___ Supplied material ___

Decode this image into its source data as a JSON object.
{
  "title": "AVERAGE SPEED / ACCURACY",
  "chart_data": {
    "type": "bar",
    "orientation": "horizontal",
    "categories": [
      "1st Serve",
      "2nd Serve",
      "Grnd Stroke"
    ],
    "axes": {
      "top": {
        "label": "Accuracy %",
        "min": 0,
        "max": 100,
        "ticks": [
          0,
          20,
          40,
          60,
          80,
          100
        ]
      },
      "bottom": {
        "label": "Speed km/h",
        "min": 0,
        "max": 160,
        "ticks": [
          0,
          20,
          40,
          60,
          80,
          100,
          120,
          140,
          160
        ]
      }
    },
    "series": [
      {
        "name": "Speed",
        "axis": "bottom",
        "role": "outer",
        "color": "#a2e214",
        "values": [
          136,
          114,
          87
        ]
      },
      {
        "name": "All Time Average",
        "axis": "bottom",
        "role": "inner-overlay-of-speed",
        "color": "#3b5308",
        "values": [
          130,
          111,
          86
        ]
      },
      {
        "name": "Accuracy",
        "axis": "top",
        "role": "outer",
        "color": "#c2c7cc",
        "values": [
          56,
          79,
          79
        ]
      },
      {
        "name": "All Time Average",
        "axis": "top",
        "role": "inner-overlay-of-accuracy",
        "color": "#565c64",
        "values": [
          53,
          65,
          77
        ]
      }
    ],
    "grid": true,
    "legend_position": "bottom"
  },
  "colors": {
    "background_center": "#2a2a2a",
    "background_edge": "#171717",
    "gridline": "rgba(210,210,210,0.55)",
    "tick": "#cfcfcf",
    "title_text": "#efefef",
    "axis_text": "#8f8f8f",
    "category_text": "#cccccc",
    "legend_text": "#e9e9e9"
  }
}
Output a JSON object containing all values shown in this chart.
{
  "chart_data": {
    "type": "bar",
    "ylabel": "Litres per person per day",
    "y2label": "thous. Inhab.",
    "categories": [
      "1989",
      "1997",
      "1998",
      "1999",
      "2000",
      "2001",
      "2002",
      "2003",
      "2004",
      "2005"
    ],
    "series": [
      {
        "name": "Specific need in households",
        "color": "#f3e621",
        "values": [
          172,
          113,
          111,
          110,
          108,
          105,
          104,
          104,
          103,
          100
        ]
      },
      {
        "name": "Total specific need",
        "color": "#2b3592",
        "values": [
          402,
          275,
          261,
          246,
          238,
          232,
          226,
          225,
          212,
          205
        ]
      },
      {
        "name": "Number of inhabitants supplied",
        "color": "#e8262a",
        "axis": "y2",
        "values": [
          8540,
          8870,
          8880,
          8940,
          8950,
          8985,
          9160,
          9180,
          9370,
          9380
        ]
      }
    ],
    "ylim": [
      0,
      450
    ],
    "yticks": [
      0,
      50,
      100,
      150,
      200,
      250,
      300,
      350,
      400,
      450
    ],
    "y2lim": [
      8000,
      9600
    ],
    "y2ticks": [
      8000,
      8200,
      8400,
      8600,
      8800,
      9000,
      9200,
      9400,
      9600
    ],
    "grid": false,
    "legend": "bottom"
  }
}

___

Required task: Copy out every line from the data above that has "overlay" in it.

Output for this exercise:
        "role": "inner-overlay-of-speed",
        "role": "inner-overlay-of-accuracy",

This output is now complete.